### What you will do
Filter the entries below, keeping only lines with the word "Club".

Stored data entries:

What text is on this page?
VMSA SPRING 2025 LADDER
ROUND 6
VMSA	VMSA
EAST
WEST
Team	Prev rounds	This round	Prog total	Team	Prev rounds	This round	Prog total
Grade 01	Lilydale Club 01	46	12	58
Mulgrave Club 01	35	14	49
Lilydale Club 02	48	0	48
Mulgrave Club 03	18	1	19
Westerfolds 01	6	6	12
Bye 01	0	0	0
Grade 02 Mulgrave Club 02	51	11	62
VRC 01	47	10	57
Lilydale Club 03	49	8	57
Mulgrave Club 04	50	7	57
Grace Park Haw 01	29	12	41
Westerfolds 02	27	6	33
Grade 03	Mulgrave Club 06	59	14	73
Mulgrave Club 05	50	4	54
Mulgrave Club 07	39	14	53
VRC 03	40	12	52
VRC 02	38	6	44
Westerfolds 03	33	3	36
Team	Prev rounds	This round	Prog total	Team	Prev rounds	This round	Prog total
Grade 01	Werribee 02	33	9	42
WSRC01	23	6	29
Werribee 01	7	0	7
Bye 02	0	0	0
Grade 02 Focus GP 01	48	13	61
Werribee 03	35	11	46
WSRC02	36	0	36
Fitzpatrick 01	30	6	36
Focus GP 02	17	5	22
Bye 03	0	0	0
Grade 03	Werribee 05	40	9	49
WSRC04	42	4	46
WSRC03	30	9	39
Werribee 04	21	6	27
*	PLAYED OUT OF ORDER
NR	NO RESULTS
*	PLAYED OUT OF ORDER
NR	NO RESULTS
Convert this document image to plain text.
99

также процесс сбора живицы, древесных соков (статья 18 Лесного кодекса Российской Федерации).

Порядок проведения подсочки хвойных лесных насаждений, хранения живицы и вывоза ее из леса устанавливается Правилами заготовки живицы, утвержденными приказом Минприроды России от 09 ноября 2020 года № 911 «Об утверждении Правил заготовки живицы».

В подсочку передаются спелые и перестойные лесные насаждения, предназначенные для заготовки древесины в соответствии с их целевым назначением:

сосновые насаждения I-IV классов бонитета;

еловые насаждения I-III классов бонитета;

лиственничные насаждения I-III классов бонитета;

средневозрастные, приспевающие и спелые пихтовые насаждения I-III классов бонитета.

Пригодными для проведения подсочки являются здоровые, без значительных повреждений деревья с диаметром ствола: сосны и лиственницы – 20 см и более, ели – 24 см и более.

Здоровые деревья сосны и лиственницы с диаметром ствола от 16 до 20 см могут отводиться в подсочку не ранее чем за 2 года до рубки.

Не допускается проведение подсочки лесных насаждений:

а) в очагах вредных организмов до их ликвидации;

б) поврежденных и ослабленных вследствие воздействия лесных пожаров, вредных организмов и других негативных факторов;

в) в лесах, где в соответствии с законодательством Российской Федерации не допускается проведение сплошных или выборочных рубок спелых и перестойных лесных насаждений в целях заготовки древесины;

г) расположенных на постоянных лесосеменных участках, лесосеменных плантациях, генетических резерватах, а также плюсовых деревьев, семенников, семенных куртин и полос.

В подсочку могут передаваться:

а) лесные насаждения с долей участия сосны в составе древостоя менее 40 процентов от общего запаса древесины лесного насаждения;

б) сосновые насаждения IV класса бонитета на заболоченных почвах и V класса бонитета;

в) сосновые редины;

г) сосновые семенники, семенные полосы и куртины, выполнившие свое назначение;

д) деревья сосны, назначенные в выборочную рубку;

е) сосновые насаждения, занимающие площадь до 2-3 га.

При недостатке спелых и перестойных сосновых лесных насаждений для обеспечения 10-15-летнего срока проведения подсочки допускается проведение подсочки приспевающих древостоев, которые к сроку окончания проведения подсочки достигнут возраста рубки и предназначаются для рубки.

### Exercise solution
Grade 01	Lilydale Club 01	46	12	58
Mulgrave Club 01	35	14	49
Lilydale Club 02	48	0	48
Mulgrave Club 03	18	1	19
Grade 02 Mulgrave Club 02	51	11	62
Lilydale Club 03	49	8	57
Mulgrave Club 04	50	7	57
Grade 03	Mulgrave Club 06	59	14	73
Mulgrave Club 05	50	4	54
Mulgrave Club 07	39	14	53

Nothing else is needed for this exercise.